Aim of the exercise
Using the data below, copy each line that includes the word "ELODIE".

Dataset excerpts
+ + + + +
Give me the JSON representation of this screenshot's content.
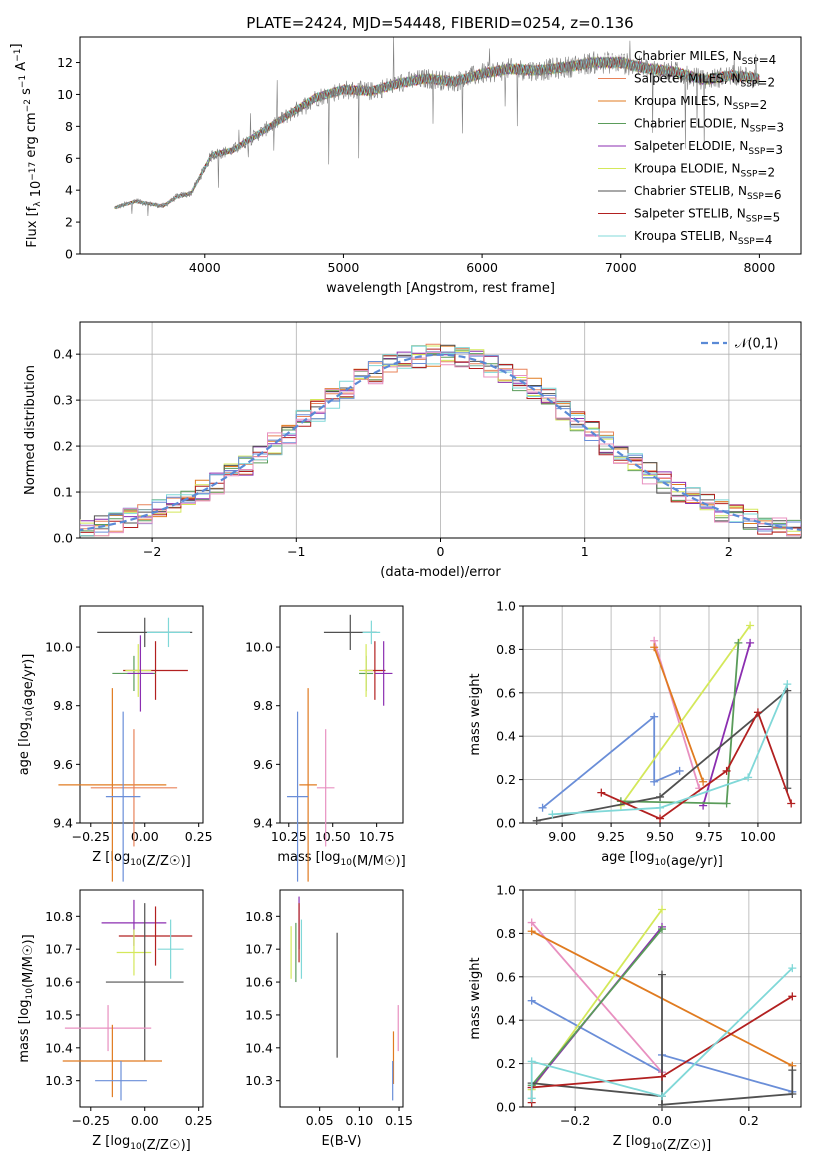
{
  "figure_title": "PLATE=2424, MJD=54448, FIBERID=0254, z=0.136",
  "series_colors": [
    "#ffffff",
    "#e8835a",
    "#e07b20",
    "#5a9c5a",
    "#8b2eb0",
    "#d4e85a",
    "#505050",
    "#b22020",
    "#80d8d8"
  ],
  "chart_data": [
    {
      "id": "spectrum",
      "type": "line",
      "title": "PLATE=2424, MJD=54448, FIBERID=0254, z=0.136",
      "xlabel": "wavelength [Angstrom, rest frame]",
      "ylabel": "Flux [f_λ 10^-17 erg cm^-2 s^-1 A^-1]",
      "xlim": [
        3100,
        8300
      ],
      "ylim": [
        0,
        13.6
      ],
      "xticks": [
        4000,
        5000,
        6000,
        7000,
        8000
      ],
      "yticks": [
        0,
        2,
        4,
        6,
        8,
        10,
        12
      ],
      "data_color": "#808080",
      "data_anchors": [
        [
          3350,
          2.9
        ],
        [
          3500,
          3.3
        ],
        [
          3700,
          3.0
        ],
        [
          3800,
          3.6
        ],
        [
          3900,
          3.8
        ],
        [
          4050,
          6.2
        ],
        [
          4200,
          6.5
        ],
        [
          4400,
          7.6
        ],
        [
          4600,
          8.7
        ],
        [
          4800,
          9.8
        ],
        [
          5000,
          10.3
        ],
        [
          5200,
          10.2
        ],
        [
          5400,
          10.7
        ],
        [
          5600,
          11.0
        ],
        [
          5800,
          10.8
        ],
        [
          6000,
          11.3
        ],
        [
          6200,
          11.6
        ],
        [
          6400,
          11.5
        ],
        [
          6600,
          11.7
        ],
        [
          6800,
          12.0
        ],
        [
          7000,
          12.0
        ],
        [
          7200,
          11.6
        ],
        [
          7400,
          11.4
        ],
        [
          7600,
          10.9
        ],
        [
          7800,
          11.2
        ],
        [
          8000,
          11.0
        ]
      ],
      "series": [
        {
          "name": "Chabrier MILES, N_SSP=4",
          "color": "#ffffff"
        },
        {
          "name": "Salpeter MILES, N_SSP=2",
          "color": "#e8835a"
        },
        {
          "name": "Kroupa MILES, N_SSP=2",
          "color": "#e07b20"
        },
        {
          "name": "Chabrier ELODIE, N_SSP=3",
          "color": "#5a9c5a"
        },
        {
          "name": "Salpeter ELODIE, N_SSP=3",
          "color": "#8b2eb0"
        },
        {
          "name": "Kroupa ELODIE, N_SSP=2",
          "color": "#d4e85a"
        },
        {
          "name": "Chabrier STELIB, N_SSP=6",
          "color": "#505050"
        },
        {
          "name": "Salpeter STELIB, N_SSP=5",
          "color": "#b22020"
        },
        {
          "name": "Kroupa STELIB, N_SSP=4",
          "color": "#80d8d8"
        }
      ],
      "legend": "right"
    },
    {
      "id": "residuals",
      "type": "line",
      "xlabel": "(data-model)/error",
      "ylabel": "Normed distribution",
      "xlim": [
        -2.5,
        2.5
      ],
      "ylim": [
        0,
        0.47
      ],
      "xticks": [
        -2,
        -1,
        0,
        1,
        2
      ],
      "yticks": [
        0.0,
        0.1,
        0.2,
        0.3,
        0.4
      ],
      "grid": true,
      "reference": {
        "name": "𝒩(0,1)",
        "mean": 0,
        "sigma": 1,
        "color": "#5a8ad6"
      },
      "bin_width": 0.1,
      "hist_colors": [
        "#e8835a",
        "#e07b20",
        "#5a9c5a",
        "#8b2eb0",
        "#d4e85a",
        "#505050",
        "#b22020",
        "#80d8d8",
        "#6a8ed8",
        "#e890c0"
      ],
      "legend": "top-right"
    },
    {
      "id": "age_vs_Z",
      "type": "scatter",
      "xlabel": "Z [log10(Z/Z☉)]",
      "ylabel": "age [log10(age/yr)]",
      "xlim": [
        -0.3,
        0.27
      ],
      "ylim": [
        9.4,
        10.14
      ],
      "xticks": [
        -0.25,
        0.0,
        0.25
      ],
      "yticks": [
        9.4,
        9.6,
        9.8,
        10.0
      ],
      "points": [
        {
          "color": "#505050",
          "x": 0.0,
          "xerr": 0.22,
          "y": 10.05,
          "yerr": 0.05
        },
        {
          "color": "#80d8d8",
          "x": 0.11,
          "xerr": 0.1,
          "y": 10.05,
          "yerr": 0.05
        },
        {
          "color": "#b22020",
          "x": 0.05,
          "xerr": 0.15,
          "y": 9.92,
          "yerr": 0.1
        },
        {
          "color": "#5a9c5a",
          "x": -0.05,
          "xerr": 0.1,
          "y": 9.91,
          "yerr": 0.06
        },
        {
          "color": "#d4e85a",
          "x": -0.03,
          "xerr": 0.06,
          "y": 9.92,
          "yerr": 0.09
        },
        {
          "color": "#8b2eb0",
          "x": -0.02,
          "xerr": 0.06,
          "y": 9.91,
          "yerr": 0.13
        },
        {
          "color": "#e07b20",
          "x": -0.15,
          "xerr": 0.25,
          "y": 9.53,
          "yerr": 0.33
        },
        {
          "color": "#e8835a",
          "x": -0.05,
          "xerr": 0.2,
          "y": 9.52,
          "yerr": 0.2
        },
        {
          "color": "#6a8ed8",
          "x": -0.1,
          "xerr": 0.08,
          "y": 9.49,
          "yerr": 0.29
        }
      ]
    },
    {
      "id": "age_vs_mass",
      "type": "scatter",
      "xlabel": "mass [log10(M/M☉)]",
      "ylabel": "",
      "xlim": [
        10.2,
        10.9
      ],
      "ylim": [
        9.4,
        10.14
      ],
      "xticks": [
        10.25,
        10.5,
        10.75
      ],
      "yticks": [
        9.4,
        9.6,
        9.8,
        10.0
      ],
      "points": [
        {
          "color": "#505050",
          "x": 10.6,
          "xerr": 0.15,
          "y": 10.05,
          "yerr": 0.06
        },
        {
          "color": "#80d8d8",
          "x": 10.72,
          "xerr": 0.05,
          "y": 10.05,
          "yerr": 0.04
        },
        {
          "color": "#b22020",
          "x": 10.74,
          "xerr": 0.06,
          "y": 9.92,
          "yerr": 0.1
        },
        {
          "color": "#5a9c5a",
          "x": 10.69,
          "xerr": 0.04,
          "y": 9.91,
          "yerr": 0.06
        },
        {
          "color": "#d4e85a",
          "x": 10.69,
          "xerr": 0.04,
          "y": 9.92,
          "yerr": 0.09
        },
        {
          "color": "#8b2eb0",
          "x": 10.79,
          "xerr": 0.05,
          "y": 9.91,
          "yerr": 0.11
        },
        {
          "color": "#e07b20",
          "x": 10.36,
          "xerr": 0.05,
          "y": 9.53,
          "yerr": 0.33
        },
        {
          "color": "#e890c0",
          "x": 10.46,
          "xerr": 0.05,
          "y": 9.52,
          "yerr": 0.2
        },
        {
          "color": "#6a8ed8",
          "x": 10.3,
          "xerr": 0.06,
          "y": 9.49,
          "yerr": 0.29
        }
      ]
    },
    {
      "id": "weight_vs_age",
      "type": "line",
      "xlabel": "age [log10(age/yr)]",
      "ylabel": "mass weight",
      "xlim": [
        8.8,
        10.22
      ],
      "ylim": [
        0,
        1.0
      ],
      "xticks": [
        9.0,
        9.25,
        9.5,
        9.75,
        10.0
      ],
      "yticks": [
        0.0,
        0.2,
        0.4,
        0.6,
        0.8,
        1.0
      ],
      "grid": true,
      "series": [
        {
          "color": "#6a8ed8",
          "x": [
            8.9,
            9.47,
            9.47,
            9.6
          ],
          "y": [
            0.07,
            0.49,
            0.19,
            0.24
          ]
        },
        {
          "color": "#e890c0",
          "x": [
            9.47,
            9.7
          ],
          "y": [
            0.84,
            0.16
          ]
        },
        {
          "color": "#e07b20",
          "x": [
            9.47,
            9.72
          ],
          "y": [
            0.81,
            0.19
          ]
        },
        {
          "color": "#d4e85a",
          "x": [
            9.3,
            9.96
          ],
          "y": [
            0.08,
            0.91
          ]
        },
        {
          "color": "#8b2eb0",
          "x": [
            9.72,
            9.96
          ],
          "y": [
            0.08,
            0.83
          ]
        },
        {
          "color": "#5a9c5a",
          "x": [
            9.3,
            9.84,
            9.9
          ],
          "y": [
            0.1,
            0.09,
            0.83
          ]
        },
        {
          "color": "#505050",
          "x": [
            8.87,
            9.5,
            10.15,
            10.15
          ],
          "y": [
            0.01,
            0.12,
            0.61,
            0.16
          ]
        },
        {
          "color": "#b22020",
          "x": [
            9.2,
            9.5,
            9.84,
            10.0,
            10.17
          ],
          "y": [
            0.14,
            0.02,
            0.24,
            0.51,
            0.09
          ]
        },
        {
          "color": "#80d8d8",
          "x": [
            8.95,
            9.5,
            9.95,
            10.15
          ],
          "y": [
            0.04,
            0.07,
            0.21,
            0.64
          ]
        }
      ]
    },
    {
      "id": "mass_vs_Z",
      "type": "scatter",
      "xlabel": "Z [log10(Z/Z☉)]",
      "ylabel": "mass [log10(M/M☉)]",
      "xlim": [
        -0.3,
        0.27
      ],
      "ylim": [
        10.22,
        10.88
      ],
      "xticks": [
        -0.25,
        0.0,
        0.25
      ],
      "yticks": [
        10.3,
        10.4,
        10.5,
        10.6,
        10.7,
        10.8
      ],
      "points": [
        {
          "color": "#8b2eb0",
          "x": -0.05,
          "xerr": 0.15,
          "y": 10.78,
          "yerr": 0.07
        },
        {
          "color": "#b22020",
          "x": 0.05,
          "xerr": 0.17,
          "y": 10.74,
          "yerr": 0.09
        },
        {
          "color": "#80d8d8",
          "x": 0.12,
          "xerr": 0.06,
          "y": 10.7,
          "yerr": 0.09
        },
        {
          "color": "#d4e85a",
          "x": -0.05,
          "xerr": 0.08,
          "y": 10.69,
          "yerr": 0.07
        },
        {
          "color": "#505050",
          "x": 0.0,
          "xerr": 0.18,
          "y": 10.6,
          "yerr": 0.24
        },
        {
          "color": "#e890c0",
          "x": -0.17,
          "xerr": 0.2,
          "y": 10.46,
          "yerr": 0.07
        },
        {
          "color": "#e07b20",
          "x": -0.15,
          "xerr": 0.23,
          "y": 10.36,
          "yerr": 0.11
        },
        {
          "color": "#6a8ed8",
          "x": -0.11,
          "xerr": 0.12,
          "y": 10.3,
          "yerr": 0.06
        }
      ]
    },
    {
      "id": "mass_vs_EBV",
      "type": "scatter",
      "xlabel": "E(B-V)",
      "ylabel": "",
      "xlim": [
        0.0,
        0.155
      ],
      "ylim": [
        10.22,
        10.88
      ],
      "xticks": [
        0.05,
        0.1,
        0.15
      ],
      "yticks": [
        10.3,
        10.4,
        10.5,
        10.6,
        10.7,
        10.8
      ],
      "points": [
        {
          "color": "#8b2eb0",
          "x": 0.024,
          "xerr": 0.0,
          "y": 10.78,
          "yerr": 0.08
        },
        {
          "color": "#b22020",
          "x": 0.024,
          "xerr": 0.0,
          "y": 10.75,
          "yerr": 0.09
        },
        {
          "color": "#80d8d8",
          "x": 0.027,
          "xerr": 0.0,
          "y": 10.7,
          "yerr": 0.09
        },
        {
          "color": "#d4e85a",
          "x": 0.014,
          "xerr": 0.0,
          "y": 10.69,
          "yerr": 0.08
        },
        {
          "color": "#5a9c5a",
          "x": 0.02,
          "xerr": 0.0,
          "y": 10.69,
          "yerr": 0.09
        },
        {
          "color": "#505050",
          "x": 0.072,
          "xerr": 0.0,
          "y": 10.56,
          "yerr": 0.19
        },
        {
          "color": "#e890c0",
          "x": 0.149,
          "xerr": 0.0,
          "y": 10.46,
          "yerr": 0.07
        },
        {
          "color": "#e07b20",
          "x": 0.143,
          "xerr": 0.0,
          "y": 10.37,
          "yerr": 0.08
        },
        {
          "color": "#6a8ed8",
          "x": 0.142,
          "xerr": 0.0,
          "y": 10.3,
          "yerr": 0.06
        }
      ]
    },
    {
      "id": "weight_vs_Z",
      "type": "line",
      "xlabel": "Z [log10(Z/Z☉)]",
      "ylabel": "mass weight",
      "xlim": [
        -0.32,
        0.32
      ],
      "ylim": [
        0,
        1.0
      ],
      "xticks": [
        -0.2,
        0.0,
        0.2
      ],
      "yticks": [
        0.0,
        0.2,
        0.4,
        0.6,
        0.8,
        1.0
      ],
      "grid": true,
      "series": [
        {
          "color": "#6a8ed8",
          "x": [
            -0.3,
            0.0,
            0.0,
            0.3
          ],
          "y": [
            0.49,
            0.16,
            0.24,
            0.07
          ]
        },
        {
          "color": "#e890c0",
          "x": [
            -0.3,
            0.0
          ],
          "y": [
            0.85,
            0.16
          ]
        },
        {
          "color": "#e07b20",
          "x": [
            -0.3,
            0.3
          ],
          "y": [
            0.81,
            0.19
          ]
        },
        {
          "color": "#d4e85a",
          "x": [
            -0.3,
            0.0
          ],
          "y": [
            0.08,
            0.91
          ]
        },
        {
          "color": "#8b2eb0",
          "x": [
            -0.3,
            0.0
          ],
          "y": [
            0.09,
            0.83
          ]
        },
        {
          "color": "#5a9c5a",
          "x": [
            -0.3,
            0.0
          ],
          "y": [
            0.1,
            0.82
          ]
        },
        {
          "color": "#505050",
          "x": [
            -0.3,
            0.0,
            0.0,
            0.0,
            0.3,
            0.3
          ],
          "y": [
            0.11,
            0.05,
            0.61,
            0.01,
            0.06,
            0.17
          ]
        },
        {
          "color": "#b22020",
          "x": [
            -0.3,
            -0.3,
            0.0,
            0.3
          ],
          "y": [
            0.02,
            0.09,
            0.14,
            0.51
          ]
        },
        {
          "color": "#80d8d8",
          "x": [
            -0.3,
            -0.3,
            0.0,
            0.3
          ],
          "y": [
            0.04,
            0.21,
            0.05,
            0.64
          ]
        }
      ]
    }
  ]
}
+ + + + +
Exercise output
          "name": "Chabrier ELODIE, N_SSP=3",
          "name": "Salpeter ELODIE, N_SSP=3",
          "name": "Kroupa ELODIE, N_SSP=2",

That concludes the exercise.